• [What the task asks]
Wherever the word "Richmond" appears in the entries, copy the whole line.
=====
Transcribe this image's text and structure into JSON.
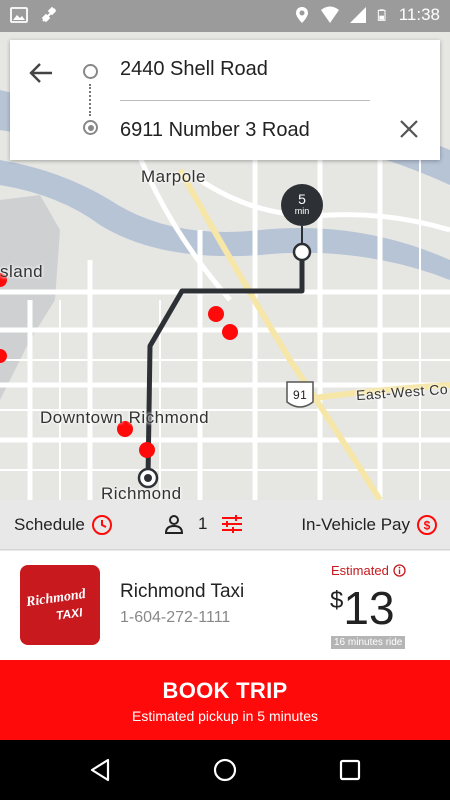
{
  "status_bar": {
    "time": "11:38",
    "icons": [
      "image-icon",
      "no-signal-icon",
      "location-icon",
      "wifi-icon",
      "signal-icon",
      "battery-icon"
    ]
  },
  "route": {
    "from": "2440 Shell Road",
    "to": "6911 Number 3 Road"
  },
  "map": {
    "labels": {
      "marpole": "Marpole",
      "island": "sland",
      "east_west": "East-West Co",
      "downtown": "Downtown Richmond",
      "richmond": "Richmond",
      "highway": "91"
    },
    "eta": {
      "value": "5",
      "unit": "min"
    }
  },
  "options": {
    "schedule": "Schedule",
    "passengers": "1",
    "payment": "In-Vehicle Pay"
  },
  "company": {
    "logo_text_1": "Richmond",
    "logo_text_2": "TAXI",
    "name": "Richmond Taxi",
    "phone": "1-604-272-1111",
    "estimated_label": "Estimated",
    "currency": "$",
    "price": "13",
    "ride_time": "16 minutes ride"
  },
  "book": {
    "title": "BOOK TRIP",
    "subtitle": "Estimated pickup in 5 minutes"
  },
  "colors": {
    "accent": "#ff0a0a",
    "brand": "#c8191e",
    "route": "#2d3135"
  }
}
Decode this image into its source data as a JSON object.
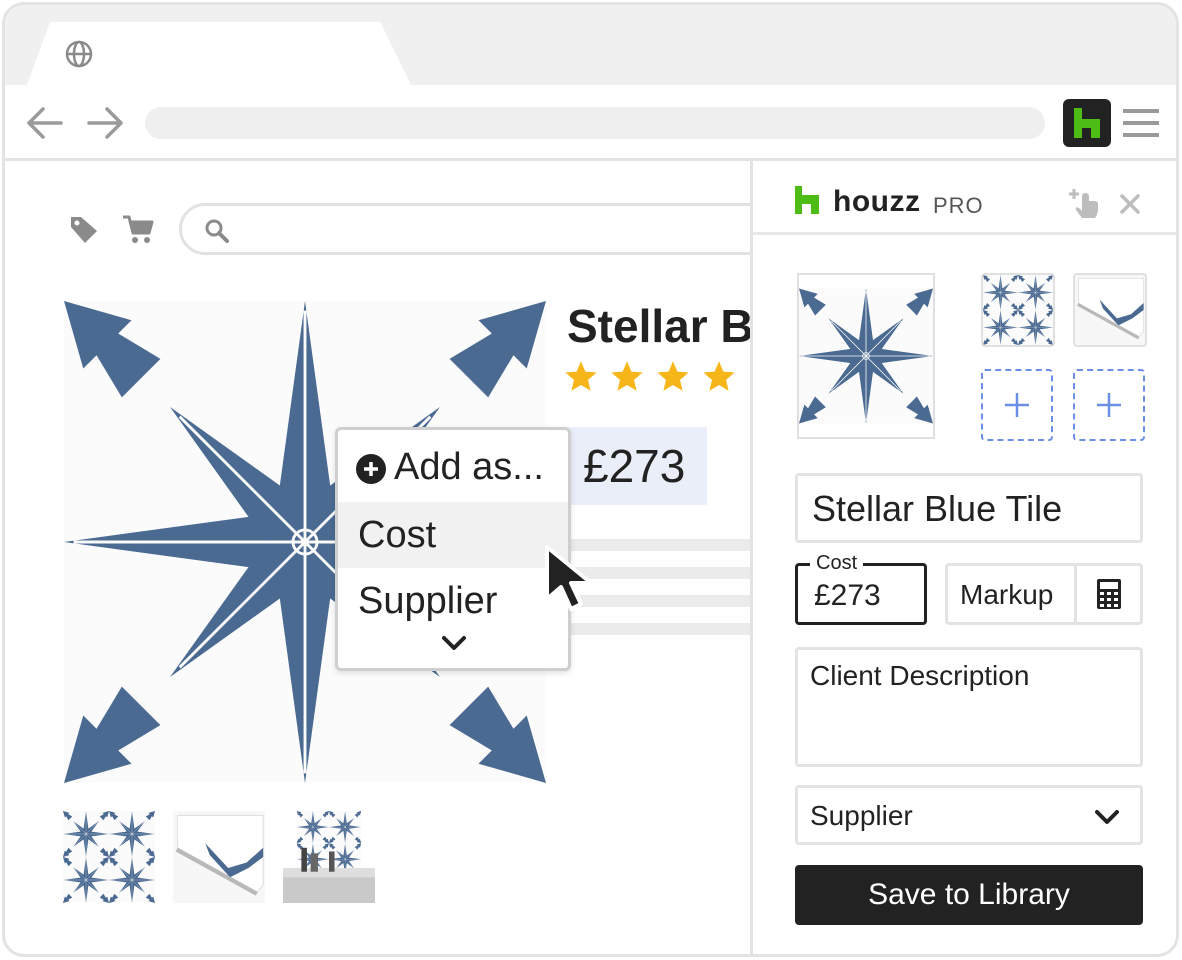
{
  "browser": {
    "tab_icon": "globe-icon",
    "back_icon": "arrow-left-icon",
    "forward_icon": "arrow-right-icon",
    "extension_icon": "houzz-logo-icon",
    "menu_icon": "hamburger-menu-icon"
  },
  "product_page": {
    "title": "Stellar B",
    "rating_stars": 4,
    "price": "£273",
    "icons": [
      "tag-icon",
      "cart-icon",
      "search-icon"
    ]
  },
  "context_menu": {
    "title": "Add as...",
    "items": [
      "Cost",
      "Supplier"
    ]
  },
  "panel": {
    "brand": "houzz",
    "brand_suffix": "PRO",
    "product_name": "Stellar Blue Tile",
    "cost_label": "Cost",
    "cost_value": "£273",
    "markup_label": "Markup",
    "client_description_placeholder": "Client Description",
    "supplier_select": "Supplier",
    "save_button": "Save to Library"
  },
  "colors": {
    "tile_blue": "#4a6a92",
    "houzz_green": "#4dbc15",
    "star_yellow": "#f6b518",
    "dashed_blue": "#6b8fe6",
    "price_bg": "#e9eef9"
  }
}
=====
• [Response to this exercise]
      "downtown": "Downtown Richmond",
      "richmond": "Richmond",
    "logo_text_1": "Richmond",
    "name": "Richmond Taxi",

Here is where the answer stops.